| Problem |
Write out all records as given; omit images.

>>>

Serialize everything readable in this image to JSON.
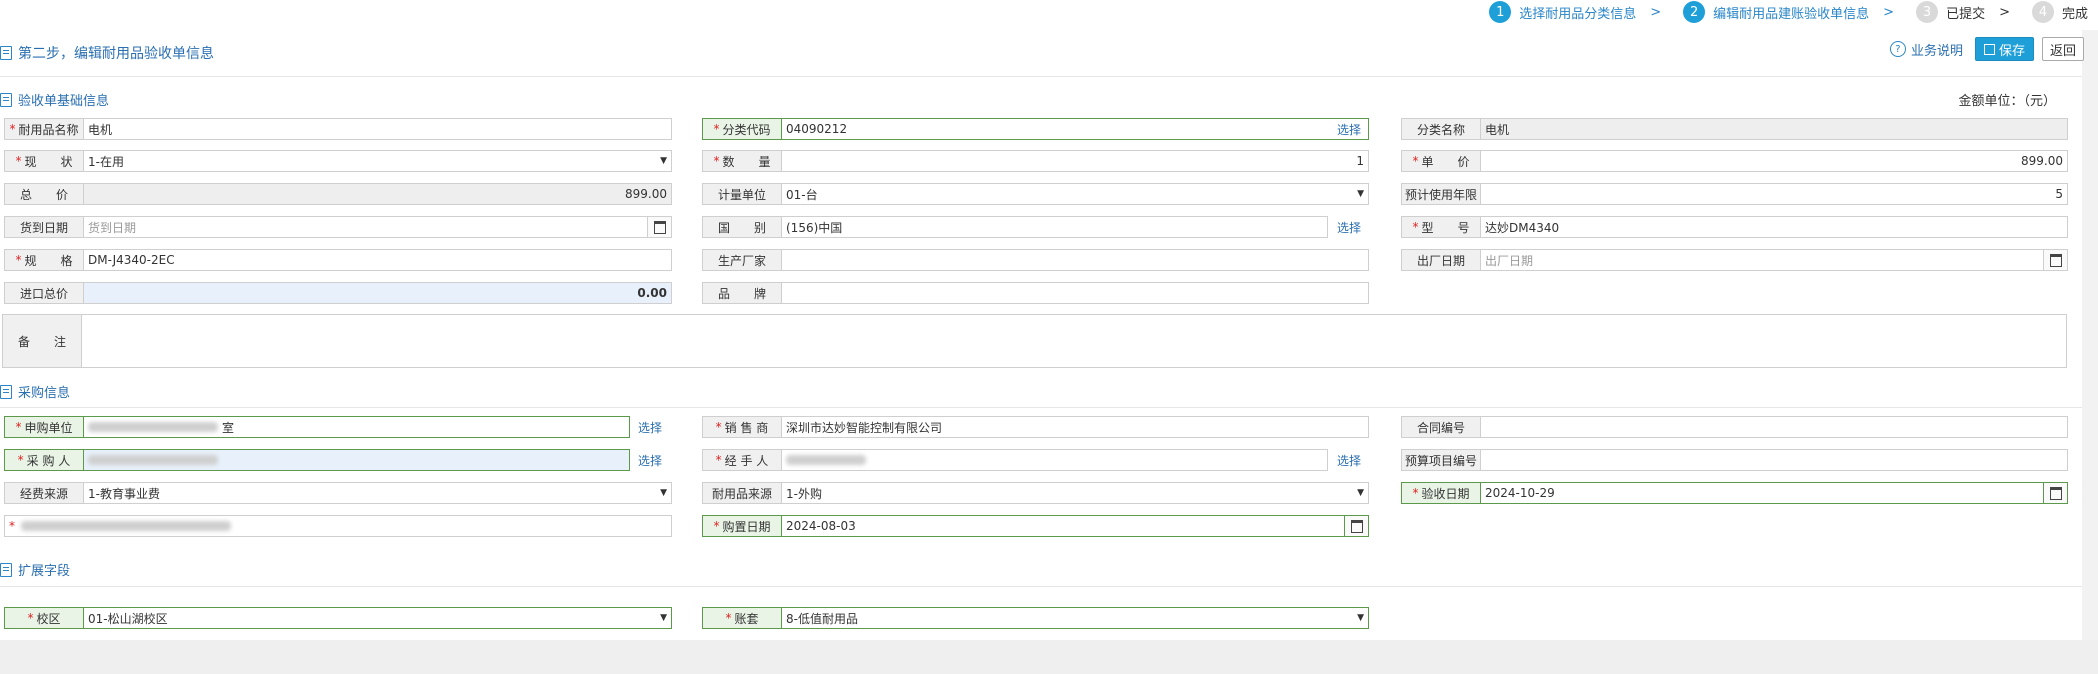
{
  "steps": [
    {
      "num": "1",
      "label": "选择耐用品分类信息",
      "active": true
    },
    {
      "num": "2",
      "label": "编辑耐用品建账验收单信息",
      "active": true
    },
    {
      "num": "3",
      "label": "已提交",
      "active": false
    },
    {
      "num": "4",
      "label": "完成",
      "active": false
    }
  ],
  "step_sep": ">",
  "page_title": "第二步，编辑耐用品验收单信息",
  "actions": {
    "help": "业务说明",
    "save": "保存",
    "back": "返回"
  },
  "sections": {
    "basic": "验收单基础信息",
    "purchase": "采购信息",
    "ext": "扩展字段"
  },
  "amount_unit": "金额单位：（元）",
  "choose_label": "选择",
  "fields": {
    "name": {
      "label": "耐用品名称",
      "value": "电机"
    },
    "code": {
      "label": "分类代码",
      "value": "04090212"
    },
    "cat_name": {
      "label": "分类名称",
      "value": "电机"
    },
    "status": {
      "label": "现　　状",
      "value": "1-在用"
    },
    "qty": {
      "label": "数　　量",
      "value": "1"
    },
    "price": {
      "label": "单　　价",
      "value": "899.00"
    },
    "total": {
      "label": "总　　价",
      "value": "899.00"
    },
    "unit": {
      "label": "计量单位",
      "value": "01-台"
    },
    "years": {
      "label": "预计使用年限",
      "value": "5"
    },
    "arrive": {
      "label": "货到日期",
      "placeholder": "货到日期"
    },
    "country": {
      "label": "国　　别",
      "value": "(156)中国"
    },
    "model": {
      "label": "型　　号",
      "value": "达妙DM4340"
    },
    "spec": {
      "label": "规　　格",
      "value": "DM-J4340-2EC"
    },
    "maker": {
      "label": "生产厂家",
      "value": ""
    },
    "factory_date": {
      "label": "出厂日期",
      "placeholder": "出厂日期"
    },
    "import_total": {
      "label": "进口总价",
      "value": "0.00"
    },
    "brand": {
      "label": "品　　牌",
      "value": ""
    },
    "remark": {
      "label": "备　　注",
      "value": ""
    },
    "dept": {
      "label": "申购单位",
      "value": "室"
    },
    "seller": {
      "label": "销 售 商",
      "value": "深圳市达妙智能控制有限公司"
    },
    "contract": {
      "label": "合同编号",
      "value": ""
    },
    "buyer": {
      "label": "采 购 人",
      "value": ""
    },
    "handler": {
      "label": "经 手 人",
      "value": ""
    },
    "budget": {
      "label": "预算项目编号",
      "value": ""
    },
    "fund": {
      "label": "经费来源",
      "value": "1-教育事业费"
    },
    "source": {
      "label": "耐用品来源",
      "value": "1-外购"
    },
    "accept_date": {
      "label": "验收日期",
      "value": "2024-10-29"
    },
    "hidden": {
      "label": "",
      "value": ""
    },
    "buy_date": {
      "label": "购置日期",
      "value": "2024-08-03"
    },
    "campus": {
      "label": "校区",
      "value": "01-松山湖校区"
    },
    "ledger": {
      "label": "账套",
      "value": "8-低值耐用品"
    }
  }
}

<<<

| Solution to this exercise |
Serialize everything readable in this image to JSON.
{
  "steps": [
    {
      "num": "1",
      "label": "选择耐用品分类信息",
      "active": true
    },
    {
      "num": "2",
      "label": "编辑耐用品建账验收单信息",
      "active": true
    },
    {
      "num": "3",
      "label": "已提交",
      "active": false
    },
    {
      "num": "4",
      "label": "完成",
      "active": false
    }
  ],
  "step_sep": ">",
  "page_title": "第二步，编辑耐用品验收单信息",
  "actions": {
    "help": "业务说明",
    "save": "保存",
    "back": "返回"
  },
  "sections": {
    "basic": "验收单基础信息",
    "purchase": "采购信息",
    "ext": "扩展字段"
  },
  "amount_unit": "金额单位：（元）",
  "choose_label": "选择",
  "fields": {
    "name": {
      "label": "耐用品名称",
      "value": "电机"
    },
    "code": {
      "label": "分类代码",
      "value": "04090212"
    },
    "cat_name": {
      "label": "分类名称",
      "value": "电机"
    },
    "status": {
      "label": "现　　状",
      "value": "1-在用"
    },
    "qty": {
      "label": "数　　量",
      "value": "1"
    },
    "price": {
      "label": "单　　价",
      "value": "899.00"
    },
    "total": {
      "label": "总　　价",
      "value": "899.00"
    },
    "unit": {
      "label": "计量单位",
      "value": "01-台"
    },
    "years": {
      "label": "预计使用年限",
      "value": "5"
    },
    "arrive": {
      "label": "货到日期",
      "placeholder": "货到日期"
    },
    "country": {
      "label": "国　　别",
      "value": "(156)中国"
    },
    "model": {
      "label": "型　　号",
      "value": "达妙DM4340"
    },
    "spec": {
      "label": "规　　格",
      "value": "DM-J4340-2EC"
    },
    "maker": {
      "label": "生产厂家",
      "value": ""
    },
    "factory_date": {
      "label": "出厂日期",
      "placeholder": "出厂日期"
    },
    "import_total": {
      "label": "进口总价",
      "value": "0.00"
    },
    "brand": {
      "label": "品　　牌",
      "value": ""
    },
    "remark": {
      "label": "备　　注",
      "value": ""
    },
    "dept": {
      "label": "申购单位",
      "value": "室"
    },
    "seller": {
      "label": "销 售 商",
      "value": "深圳市达妙智能控制有限公司"
    },
    "contract": {
      "label": "合同编号",
      "value": ""
    },
    "buyer": {
      "label": "采 购 人",
      "value": ""
    },
    "handler": {
      "label": "经 手 人",
      "value": ""
    },
    "budget": {
      "label": "预算项目编号",
      "value": ""
    },
    "fund": {
      "label": "经费来源",
      "value": "1-教育事业费"
    },
    "source": {
      "label": "耐用品来源",
      "value": "1-外购"
    },
    "accept_date": {
      "label": "验收日期",
      "value": "2024-10-29"
    },
    "hidden": {
      "label": "",
      "value": ""
    },
    "buy_date": {
      "label": "购置日期",
      "value": "2024-08-03"
    },
    "campus": {
      "label": "校区",
      "value": "01-松山湖校区"
    },
    "ledger": {
      "label": "账套",
      "value": "8-低值耐用品"
    }
  }
}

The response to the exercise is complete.